[Element position data]
-------------------------

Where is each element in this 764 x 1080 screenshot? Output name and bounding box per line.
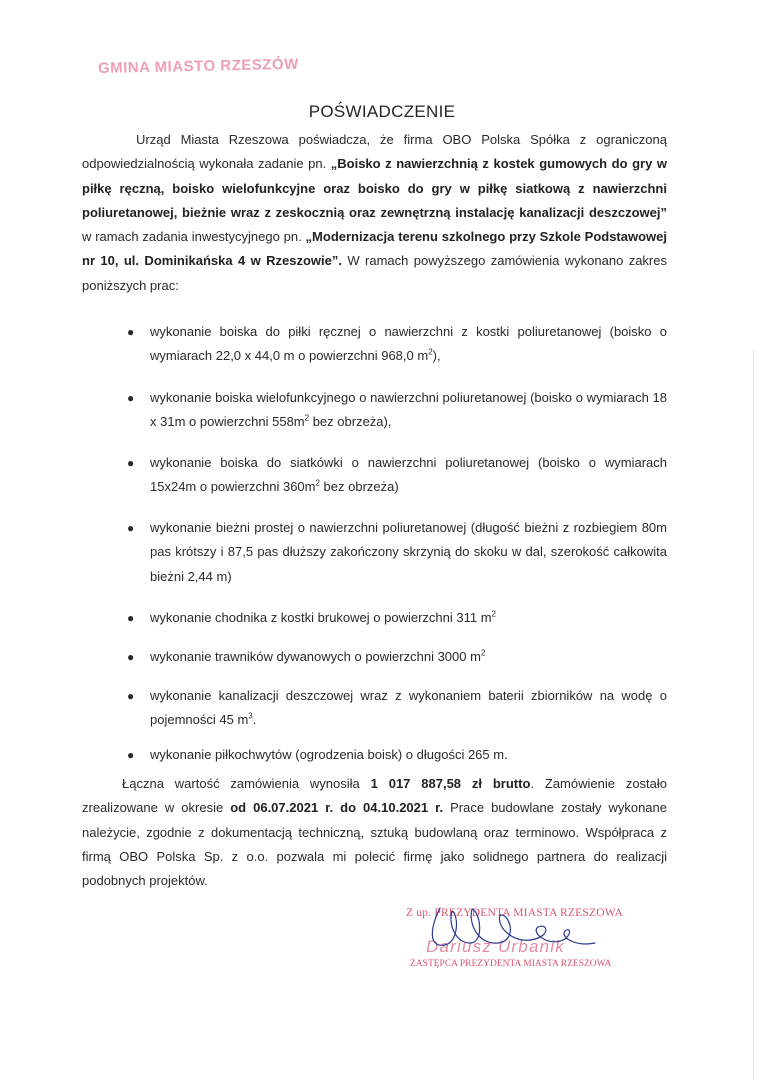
header-stamp: GMINA MIASTO RZESZÓW [98, 56, 299, 77]
order-amount: 1 017 887,58 zł brutto [371, 776, 531, 791]
bullet-icon: ● [127, 451, 134, 475]
summary-text-1: Łączna wartość zamówienia wynosiła [122, 776, 371, 791]
realization-period: od 06.07.2021 r. do 04.10.2021 r. [230, 800, 443, 815]
work-text: wykonanie chodnika z kostki brukowej o p… [150, 610, 492, 625]
list-item: ● wykonanie bieżni prostej o nawierzchni… [82, 516, 667, 589]
work-text: wykonanie trawników dywanowych o powierz… [150, 649, 481, 664]
work-text: wykonanie kanalizacji deszczowej wraz z … [150, 688, 667, 727]
list-item: ● wykonanie trawników dywanowych o powie… [82, 645, 667, 669]
list-item: ● wykonanie chodnika z kostki brukowej o… [82, 606, 667, 630]
work-tail: ), [433, 348, 441, 363]
intro-text-2: w ramach zadania inwestycyjnego pn. [82, 229, 306, 244]
bullet-icon: ● [127, 743, 134, 767]
list-item: ● wykonanie boiska do piłki ręcznej o na… [82, 320, 667, 369]
intro-paragraph: Urząd Miasta Rzeszowa poświadcza, że fir… [82, 128, 667, 298]
scan-edge-line [753, 350, 754, 1080]
work-sup: 2 [492, 610, 496, 619]
bullet-icon: ● [127, 320, 134, 344]
work-text: wykonanie bieżni prostej o nawierzchni p… [150, 520, 667, 584]
work-tail: . [253, 712, 257, 727]
bullet-icon: ● [127, 684, 134, 708]
bullet-icon: ● [127, 386, 134, 410]
list-item: ● wykonanie boiska do siatkówki o nawier… [82, 451, 667, 500]
work-sup: 2 [481, 649, 485, 658]
bullet-icon: ● [127, 606, 134, 630]
summary-paragraph: Łączna wartość zamówienia wynosiła 1 017… [82, 772, 667, 893]
work-text: wykonanie piłkochwytów (ogrodzenia boisk… [150, 747, 508, 762]
work-tail: bez obrzeża) [320, 479, 399, 494]
document-page: GMINA MIASTO RZESZÓW POŚWIADCZENIE Urząd… [0, 0, 764, 1080]
document-title: POŚWIADCZENIE [0, 102, 764, 122]
handwritten-signature-icon [400, 903, 610, 978]
list-item: ● wykonanie boiska wielofunkcyjnego o na… [82, 386, 667, 435]
work-tail: bez obrzeża), [309, 414, 391, 429]
bullet-icon: ● [127, 516, 134, 540]
work-text: wykonanie boiska do siatkówki o nawierzc… [150, 455, 667, 494]
work-text: wykonanie boiska wielofunkcyjnego o nawi… [150, 390, 667, 429]
list-item: ● wykonanie piłkochwytów (ogrodzenia boi… [82, 743, 667, 767]
signature-stamp: Z up. PREZYDENTA MIASTA RZESZOWA Dariusz… [400, 903, 610, 978]
work-text: wykonanie boiska do piłki ręcznej o nawi… [150, 324, 667, 363]
list-item: ● wykonanie kanalizacji deszczowej wraz … [82, 684, 667, 733]
bullet-icon: ● [127, 645, 134, 669]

-------------------------

▶ What this task involves:
How many lines in the items above contain the string "obrzeża"? Reply with the number alone.

▶ Full response:
2